In the listing below, count each line containing "this" and answer with the count only.

○ ○ ○ ○ ○ ○ ○

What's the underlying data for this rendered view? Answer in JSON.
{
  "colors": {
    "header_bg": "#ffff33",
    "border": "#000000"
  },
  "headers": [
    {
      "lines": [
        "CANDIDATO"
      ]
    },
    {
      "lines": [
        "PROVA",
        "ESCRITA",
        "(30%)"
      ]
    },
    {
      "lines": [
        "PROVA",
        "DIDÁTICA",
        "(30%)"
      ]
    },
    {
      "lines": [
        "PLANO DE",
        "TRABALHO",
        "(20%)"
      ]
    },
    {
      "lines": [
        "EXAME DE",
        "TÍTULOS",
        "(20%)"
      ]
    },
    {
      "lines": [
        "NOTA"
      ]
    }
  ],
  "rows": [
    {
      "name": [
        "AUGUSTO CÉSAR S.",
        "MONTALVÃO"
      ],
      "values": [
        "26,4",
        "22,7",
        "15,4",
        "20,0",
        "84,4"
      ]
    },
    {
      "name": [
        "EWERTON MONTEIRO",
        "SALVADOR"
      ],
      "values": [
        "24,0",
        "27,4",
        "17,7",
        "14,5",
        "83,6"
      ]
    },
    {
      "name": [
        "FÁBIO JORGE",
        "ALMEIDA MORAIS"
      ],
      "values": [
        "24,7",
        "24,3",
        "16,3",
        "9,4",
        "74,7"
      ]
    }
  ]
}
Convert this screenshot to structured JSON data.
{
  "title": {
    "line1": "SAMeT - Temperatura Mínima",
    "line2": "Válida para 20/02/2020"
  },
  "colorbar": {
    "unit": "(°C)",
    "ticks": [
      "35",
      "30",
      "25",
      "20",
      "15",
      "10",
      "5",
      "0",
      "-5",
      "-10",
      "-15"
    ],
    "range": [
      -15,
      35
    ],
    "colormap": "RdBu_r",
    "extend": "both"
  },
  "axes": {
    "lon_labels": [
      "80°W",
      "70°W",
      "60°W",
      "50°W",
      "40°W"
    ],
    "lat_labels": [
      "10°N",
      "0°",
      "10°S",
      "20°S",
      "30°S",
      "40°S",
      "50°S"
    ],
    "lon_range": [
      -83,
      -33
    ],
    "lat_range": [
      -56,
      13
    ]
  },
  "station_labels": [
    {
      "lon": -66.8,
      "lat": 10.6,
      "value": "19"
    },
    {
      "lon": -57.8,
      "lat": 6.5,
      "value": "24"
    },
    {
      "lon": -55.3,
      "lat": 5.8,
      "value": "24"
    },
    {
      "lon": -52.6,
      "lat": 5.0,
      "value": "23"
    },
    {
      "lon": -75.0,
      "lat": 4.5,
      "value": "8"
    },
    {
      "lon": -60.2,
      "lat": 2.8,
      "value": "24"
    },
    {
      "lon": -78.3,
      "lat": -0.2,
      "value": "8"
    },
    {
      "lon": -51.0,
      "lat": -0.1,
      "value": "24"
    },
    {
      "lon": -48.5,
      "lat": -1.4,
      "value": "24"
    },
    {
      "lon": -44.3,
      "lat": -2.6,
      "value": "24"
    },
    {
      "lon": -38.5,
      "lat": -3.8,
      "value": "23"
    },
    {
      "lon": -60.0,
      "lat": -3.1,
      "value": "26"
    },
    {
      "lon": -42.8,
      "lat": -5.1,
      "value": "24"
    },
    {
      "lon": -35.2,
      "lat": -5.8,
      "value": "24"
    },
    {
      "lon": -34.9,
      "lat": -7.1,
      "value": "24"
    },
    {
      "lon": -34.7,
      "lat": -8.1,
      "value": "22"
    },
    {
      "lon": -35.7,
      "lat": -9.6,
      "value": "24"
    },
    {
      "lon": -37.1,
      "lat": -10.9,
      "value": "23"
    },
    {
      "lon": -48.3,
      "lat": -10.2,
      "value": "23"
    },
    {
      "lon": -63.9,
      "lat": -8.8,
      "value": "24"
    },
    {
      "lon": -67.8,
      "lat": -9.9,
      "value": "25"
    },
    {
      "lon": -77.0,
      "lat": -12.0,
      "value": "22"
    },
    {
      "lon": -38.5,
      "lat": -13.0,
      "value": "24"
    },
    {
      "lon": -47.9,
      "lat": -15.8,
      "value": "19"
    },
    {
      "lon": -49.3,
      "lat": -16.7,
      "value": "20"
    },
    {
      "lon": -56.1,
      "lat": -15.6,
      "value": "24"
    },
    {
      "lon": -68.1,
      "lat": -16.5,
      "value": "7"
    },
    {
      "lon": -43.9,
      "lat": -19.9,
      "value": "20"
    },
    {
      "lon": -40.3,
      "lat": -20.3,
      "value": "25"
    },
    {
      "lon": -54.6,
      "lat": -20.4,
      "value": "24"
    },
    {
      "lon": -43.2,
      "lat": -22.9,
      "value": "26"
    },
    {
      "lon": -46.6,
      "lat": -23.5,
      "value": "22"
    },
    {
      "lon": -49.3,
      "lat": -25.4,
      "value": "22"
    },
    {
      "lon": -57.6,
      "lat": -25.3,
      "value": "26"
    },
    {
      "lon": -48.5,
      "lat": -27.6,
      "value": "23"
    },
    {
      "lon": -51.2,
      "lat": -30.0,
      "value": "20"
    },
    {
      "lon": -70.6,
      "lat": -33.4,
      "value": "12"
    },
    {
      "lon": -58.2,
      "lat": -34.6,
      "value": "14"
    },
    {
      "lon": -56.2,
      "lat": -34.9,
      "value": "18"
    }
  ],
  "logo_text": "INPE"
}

○ ○ ○ ○ ○ ○ ○

- REPLY
2